[Dataset entries]
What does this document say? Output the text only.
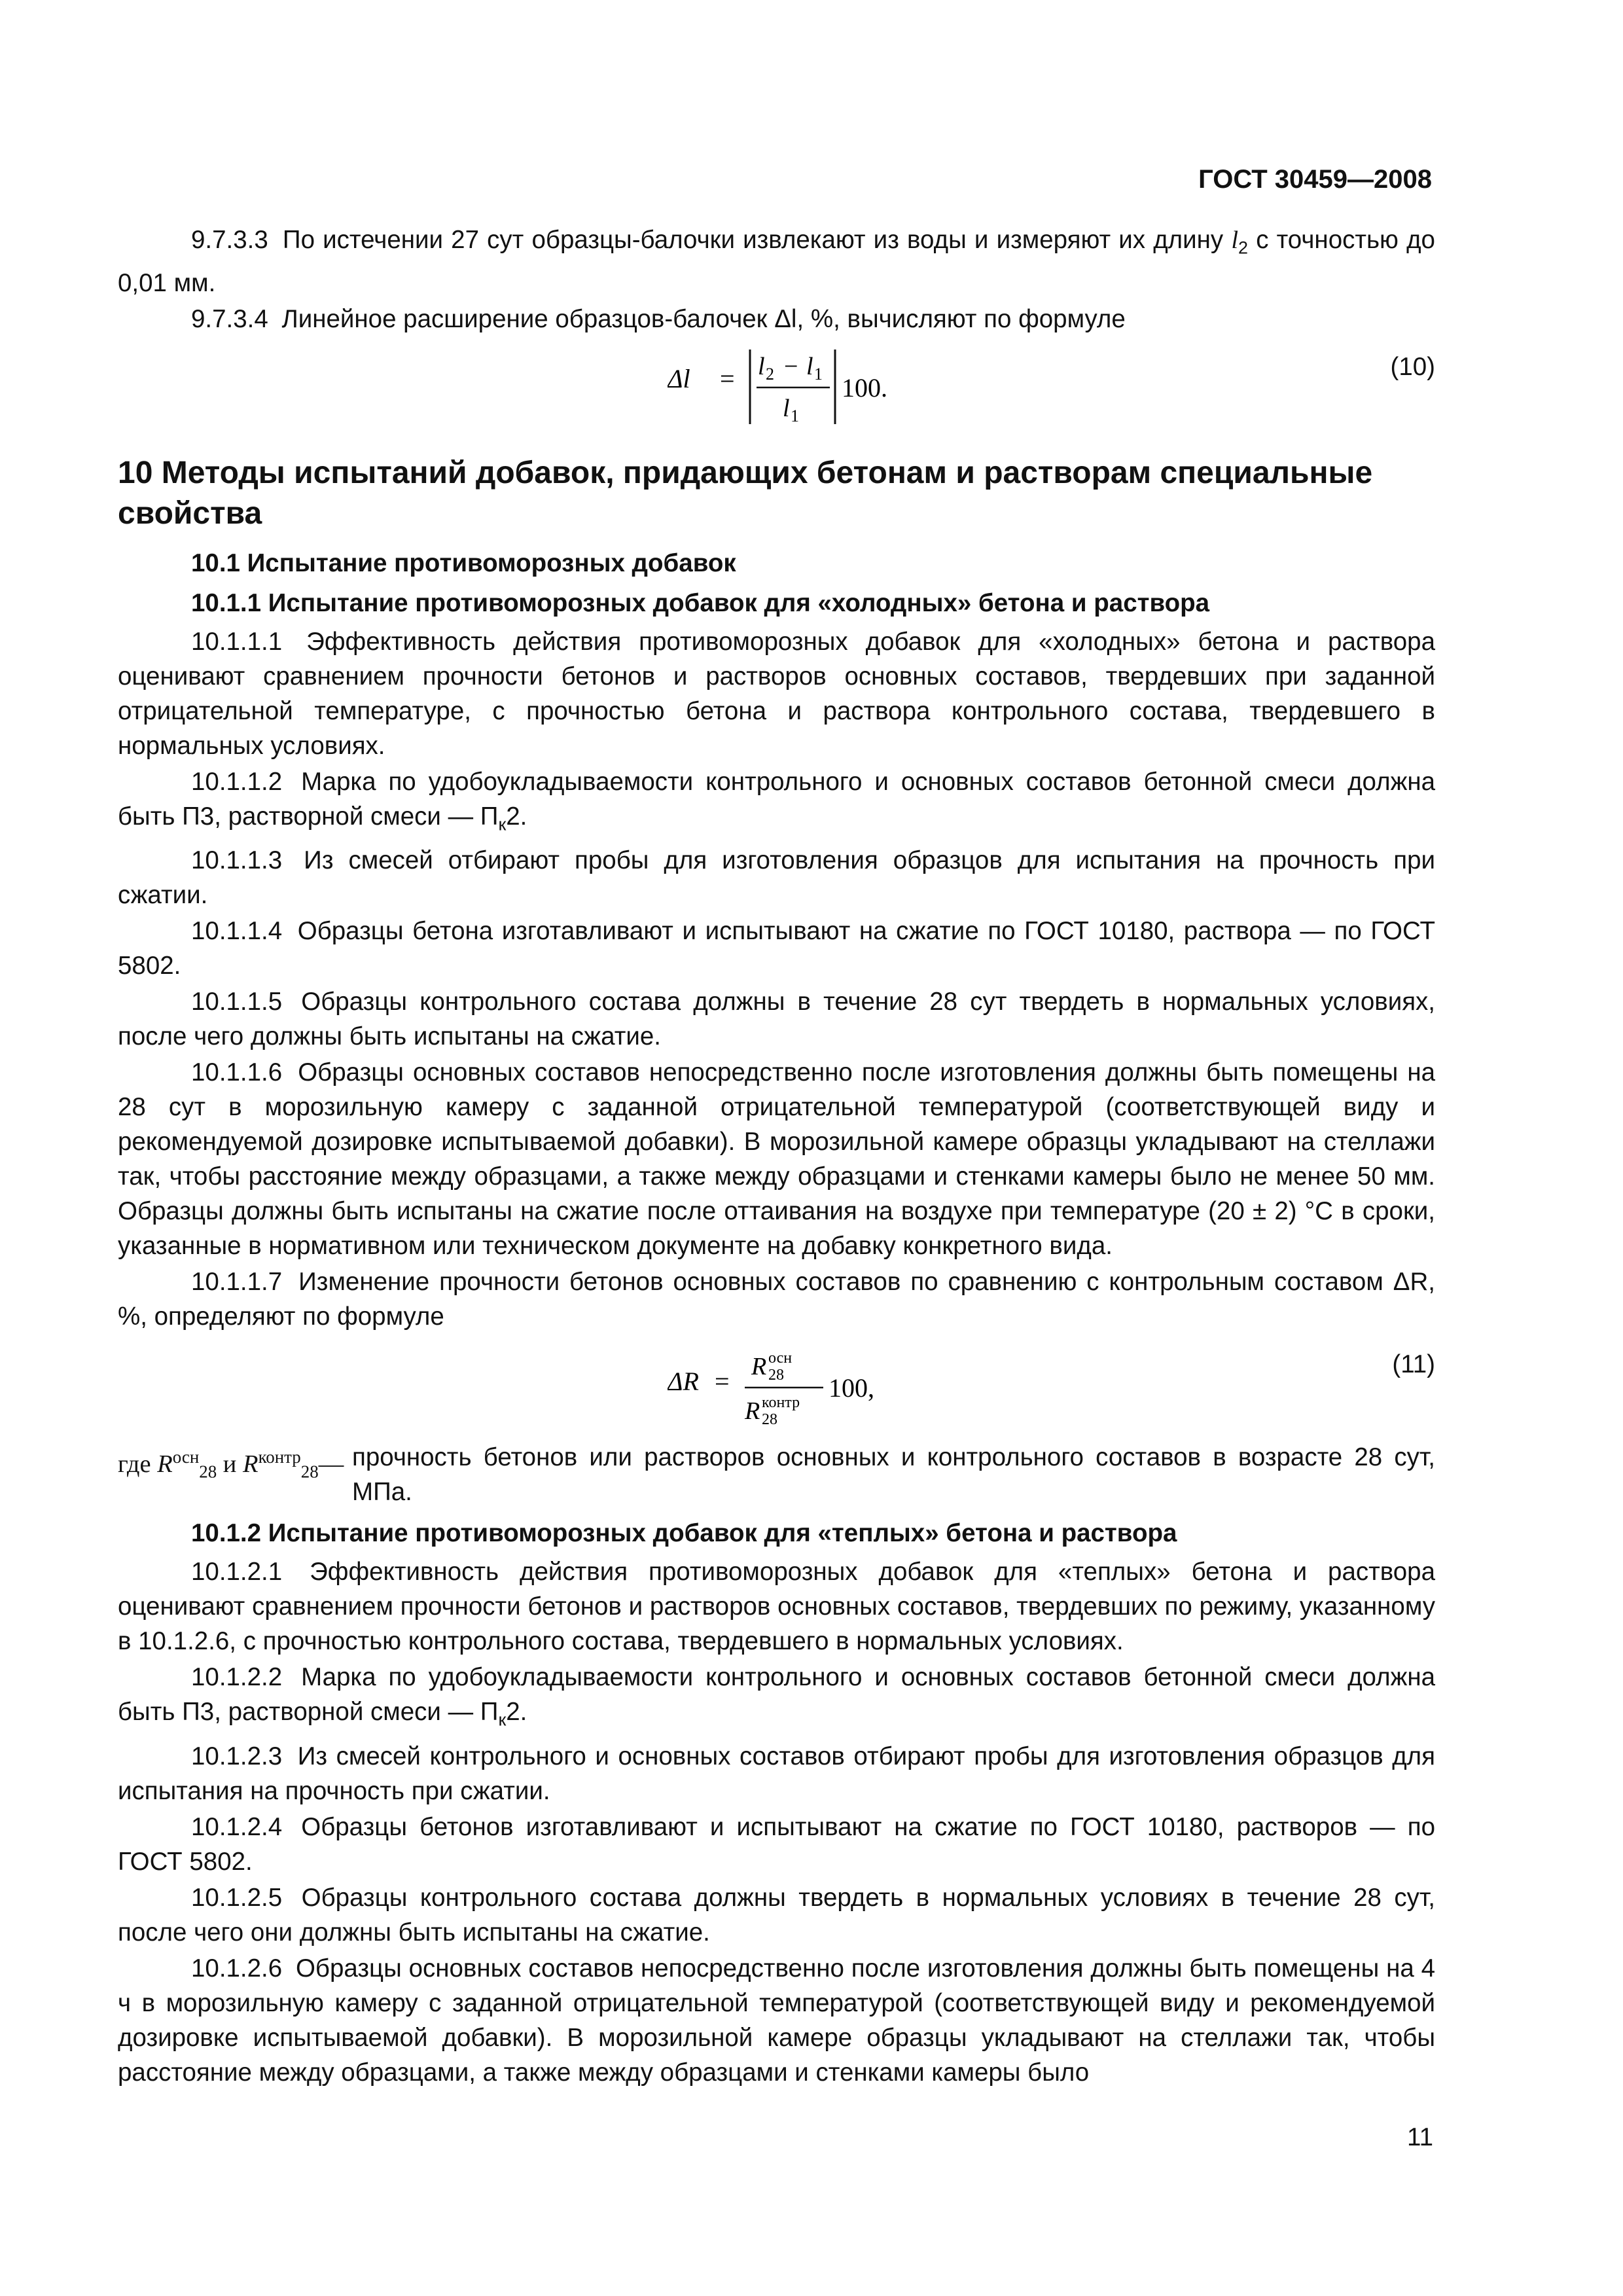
ГОСТ 30459—2008

9.7.3.3 По истечении 27 сут образцы-балочки извлекают из воды и измеряют их длину $l_2$ с точностью до 0,01 мм.

9.7.3.4 Линейное расширение образцов-балочек Δl, %, вычисляют по формуле

Δl = l 2 − l 1
l 1
100.
(10)
10 Методы испытаний добавок, придающих бетонам и растворам специальные свойства
10.1 Испытание противоморозных добавок
10.1.1 Испытание противоморозных добавок для «холодных» бетона и раствора

10.1.1.1 Эффективность действия противоморозных добавок для «холодных» бетона и раствора оценивают сравнением прочности бетонов и растворов основных составов, твердевших при заданной отрицательной температуре, с прочностью бетона и раствора контрольного состава, твердевшего в нормальных условиях.

10.1.1.2 Марка по удобоукладываемости контрольного и основных составов бетонной смеси должна быть П3, растворной смеси — $П_к2$.

10.1.1.3 Из смесей отбирают пробы для изготовления образцов для испытания на прочность при сжатии.

10.1.1.4 Образцы бетона изготавливают и испытывают на сжатие по ГОСТ 10180, раствора — по ГОСТ 5802.

10.1.1.5 Образцы контрольного состава должны в течение 28 сут твердеть в нормальных условиях, после чего должны быть испытаны на сжатие.

10.1.1.6 Образцы основных составов непосредственно после изготовления должны быть помещены на 28 сут в морозильную камеру с заданной отрицательной температурой (соответствующей виду и рекомендуемой дозировке испытываемой добавки). В морозильной камере образцы укладывают на стеллажи так, чтобы расстояние между образцами, а также между образцами и стенками камеры было не менее 50 мм. Образцы должны быть испытаны на сжатие после оттаивания на воздухе при температуре (20 ± 2) °С в сроки, указанные в нормативном или техническом документе на добавку конкретного вида.

10.1.1.7 Изменение прочности бетонов основных составов по сравнению с контрольным составом ΔR, %, определяют по формуле

ΔR = R осн
28
R контр
28
100,
(11)
где $R^{осн}_{28}$ и $R^{контр}_{28}—$ прочность бетонов или растворов основных и контрольного составов в возрасте 28 сут, МПа.
10.1.2 Испытание противоморозных добавок для «теплых» бетона и раствора

10.1.2.1 Эффективность действия противоморозных добавок для «теплых» бетона и раствора оценивают сравнением прочности бетонов и растворов основных составов, твердевших по режиму, указанному в 10.1.2.6, с прочностью контрольного состава, твердевшего в нормальных условиях.

10.1.2.2 Марка по удобоукладываемости контрольного и основных составов бетонной смеси должна быть П3, растворной смеси — $П_к2$.

10.1.2.3 Из смесей контрольного и основных составов отбирают пробы для изготовления образцов для испытания на прочность при сжатии.

10.1.2.4 Образцы бетонов изготавливают и испытывают на сжатие по ГОСТ 10180, растворов — по ГОСТ 5802.

10.1.2.5 Образцы контрольного состава должны твердеть в нормальных условиях в течение 28 сут, после чего они должны быть испытаны на сжатие.

10.1.2.6 Образцы основных составов непосредственно после изготовления должны быть помещены на 4 ч в морозильную камеру с заданной отрицательной температурой (соответствующей виду и рекомендуемой дозировке испытываемой добавки). В морозильной камере образцы укладывают на стеллажи так, чтобы расстояние между образцами, а также между образцами и стенками камеры было

11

Exercise goal: Copy every line of the entries above in which "образцов" occurs.

Answer to this task:
9.7.3.4 Линейное расширение образцов-балочек Δl, %, вычисляют по формуле
10.1.1.3 Из смесей отбирают пробы для изготовления образцов для испытания на прочность при сжатии.
10.1.2.3 Из смесей контрольного и основных составов отбирают пробы для изготовления образцов для испытания на прочность при сжатии.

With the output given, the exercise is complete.